Records that describe figures:

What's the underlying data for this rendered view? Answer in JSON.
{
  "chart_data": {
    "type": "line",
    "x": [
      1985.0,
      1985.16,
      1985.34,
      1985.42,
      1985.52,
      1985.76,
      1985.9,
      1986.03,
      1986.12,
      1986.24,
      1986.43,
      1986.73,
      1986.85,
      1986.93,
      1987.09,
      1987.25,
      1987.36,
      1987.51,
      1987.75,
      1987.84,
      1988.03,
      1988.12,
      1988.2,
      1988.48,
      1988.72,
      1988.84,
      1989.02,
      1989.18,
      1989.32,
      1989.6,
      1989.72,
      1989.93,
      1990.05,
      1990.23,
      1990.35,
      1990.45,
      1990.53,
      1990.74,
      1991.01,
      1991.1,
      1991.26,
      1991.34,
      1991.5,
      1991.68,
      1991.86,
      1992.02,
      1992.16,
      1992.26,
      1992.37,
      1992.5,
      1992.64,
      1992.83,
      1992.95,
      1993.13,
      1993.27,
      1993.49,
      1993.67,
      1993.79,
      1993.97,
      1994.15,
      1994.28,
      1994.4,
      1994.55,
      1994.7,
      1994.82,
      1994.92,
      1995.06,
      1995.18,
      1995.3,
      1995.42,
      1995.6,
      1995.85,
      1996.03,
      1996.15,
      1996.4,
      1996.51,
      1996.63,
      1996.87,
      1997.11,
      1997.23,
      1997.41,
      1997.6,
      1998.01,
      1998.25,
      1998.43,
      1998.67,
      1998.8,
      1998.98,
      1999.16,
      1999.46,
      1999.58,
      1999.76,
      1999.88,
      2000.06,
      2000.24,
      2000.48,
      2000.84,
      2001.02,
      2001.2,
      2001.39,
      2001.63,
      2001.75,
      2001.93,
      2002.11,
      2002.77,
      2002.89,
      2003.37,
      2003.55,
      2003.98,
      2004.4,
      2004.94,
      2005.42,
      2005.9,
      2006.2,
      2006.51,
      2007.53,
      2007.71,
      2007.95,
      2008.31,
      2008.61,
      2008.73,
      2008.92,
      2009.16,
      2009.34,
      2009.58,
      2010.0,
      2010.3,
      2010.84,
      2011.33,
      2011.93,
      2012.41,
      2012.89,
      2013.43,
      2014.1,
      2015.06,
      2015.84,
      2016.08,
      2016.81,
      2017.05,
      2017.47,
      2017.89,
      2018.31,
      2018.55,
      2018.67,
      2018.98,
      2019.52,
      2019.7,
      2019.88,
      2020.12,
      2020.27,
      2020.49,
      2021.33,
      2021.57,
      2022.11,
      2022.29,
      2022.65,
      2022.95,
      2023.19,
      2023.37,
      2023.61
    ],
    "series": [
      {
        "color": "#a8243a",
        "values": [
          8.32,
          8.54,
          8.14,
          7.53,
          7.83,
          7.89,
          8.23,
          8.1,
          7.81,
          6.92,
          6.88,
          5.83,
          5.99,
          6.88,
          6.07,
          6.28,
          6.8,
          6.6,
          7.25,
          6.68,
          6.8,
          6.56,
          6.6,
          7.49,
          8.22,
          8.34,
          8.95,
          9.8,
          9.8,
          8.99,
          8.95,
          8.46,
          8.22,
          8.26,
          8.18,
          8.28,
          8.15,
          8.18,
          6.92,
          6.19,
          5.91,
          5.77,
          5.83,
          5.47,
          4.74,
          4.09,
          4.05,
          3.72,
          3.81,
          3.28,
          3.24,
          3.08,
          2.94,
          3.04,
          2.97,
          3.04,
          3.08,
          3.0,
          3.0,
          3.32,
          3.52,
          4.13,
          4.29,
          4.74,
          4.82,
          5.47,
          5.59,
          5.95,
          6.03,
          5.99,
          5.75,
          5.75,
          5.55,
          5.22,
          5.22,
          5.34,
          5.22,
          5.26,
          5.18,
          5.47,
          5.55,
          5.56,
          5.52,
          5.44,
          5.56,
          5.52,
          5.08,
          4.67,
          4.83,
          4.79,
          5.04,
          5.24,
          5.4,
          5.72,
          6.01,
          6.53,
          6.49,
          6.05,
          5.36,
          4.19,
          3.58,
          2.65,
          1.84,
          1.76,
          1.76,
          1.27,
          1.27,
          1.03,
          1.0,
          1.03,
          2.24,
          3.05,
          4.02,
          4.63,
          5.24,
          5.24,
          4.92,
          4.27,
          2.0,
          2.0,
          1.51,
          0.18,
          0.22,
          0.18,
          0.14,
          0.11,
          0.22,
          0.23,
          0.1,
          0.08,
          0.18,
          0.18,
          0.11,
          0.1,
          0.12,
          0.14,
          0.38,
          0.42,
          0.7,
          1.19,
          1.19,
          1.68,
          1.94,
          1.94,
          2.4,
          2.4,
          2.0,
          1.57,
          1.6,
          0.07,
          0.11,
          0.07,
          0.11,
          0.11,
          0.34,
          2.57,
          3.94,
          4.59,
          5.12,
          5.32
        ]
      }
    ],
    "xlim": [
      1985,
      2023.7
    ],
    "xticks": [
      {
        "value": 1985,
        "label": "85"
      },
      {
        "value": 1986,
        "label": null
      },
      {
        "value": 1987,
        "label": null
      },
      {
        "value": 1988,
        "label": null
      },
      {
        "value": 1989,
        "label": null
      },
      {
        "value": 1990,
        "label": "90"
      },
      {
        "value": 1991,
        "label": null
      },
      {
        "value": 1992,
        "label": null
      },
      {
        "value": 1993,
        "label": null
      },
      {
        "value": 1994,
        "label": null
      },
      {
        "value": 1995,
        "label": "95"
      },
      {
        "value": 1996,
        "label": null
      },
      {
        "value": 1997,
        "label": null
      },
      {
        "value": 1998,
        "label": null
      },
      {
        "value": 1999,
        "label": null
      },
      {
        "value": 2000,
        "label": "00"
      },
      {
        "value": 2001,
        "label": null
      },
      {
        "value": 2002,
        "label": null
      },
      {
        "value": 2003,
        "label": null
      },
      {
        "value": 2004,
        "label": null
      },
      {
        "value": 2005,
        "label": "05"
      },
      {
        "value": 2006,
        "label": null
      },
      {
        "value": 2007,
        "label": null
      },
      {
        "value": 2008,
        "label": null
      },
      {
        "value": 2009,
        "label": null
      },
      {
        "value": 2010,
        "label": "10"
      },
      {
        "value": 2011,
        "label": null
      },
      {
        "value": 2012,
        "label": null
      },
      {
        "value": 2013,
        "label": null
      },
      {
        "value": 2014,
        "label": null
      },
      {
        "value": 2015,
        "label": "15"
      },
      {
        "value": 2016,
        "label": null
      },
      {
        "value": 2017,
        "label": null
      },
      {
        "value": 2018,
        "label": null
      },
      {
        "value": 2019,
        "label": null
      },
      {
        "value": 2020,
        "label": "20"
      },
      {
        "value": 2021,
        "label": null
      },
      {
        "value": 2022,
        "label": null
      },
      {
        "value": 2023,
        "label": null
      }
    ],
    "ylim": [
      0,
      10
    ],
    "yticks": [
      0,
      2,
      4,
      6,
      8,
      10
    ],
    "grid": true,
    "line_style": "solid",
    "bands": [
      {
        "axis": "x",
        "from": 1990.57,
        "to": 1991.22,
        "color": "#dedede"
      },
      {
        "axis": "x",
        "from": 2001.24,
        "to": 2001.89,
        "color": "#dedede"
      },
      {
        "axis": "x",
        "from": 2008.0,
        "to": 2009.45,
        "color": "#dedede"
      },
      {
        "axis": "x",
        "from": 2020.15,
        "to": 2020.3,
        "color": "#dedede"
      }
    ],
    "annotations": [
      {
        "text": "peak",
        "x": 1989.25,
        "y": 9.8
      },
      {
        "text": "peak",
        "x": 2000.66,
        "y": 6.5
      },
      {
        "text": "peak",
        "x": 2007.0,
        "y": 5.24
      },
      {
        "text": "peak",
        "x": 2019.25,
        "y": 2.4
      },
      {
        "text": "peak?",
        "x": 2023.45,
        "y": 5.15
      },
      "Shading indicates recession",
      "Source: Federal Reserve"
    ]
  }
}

WRITTEN INSTRUCTION |
Track down every line of the material containing the string "from", and copy it.

FULL RESPONSE |
        "from": 1990.57,
        "from": 2001.24,
        "from": 2008.0,
        "from": 2020.15,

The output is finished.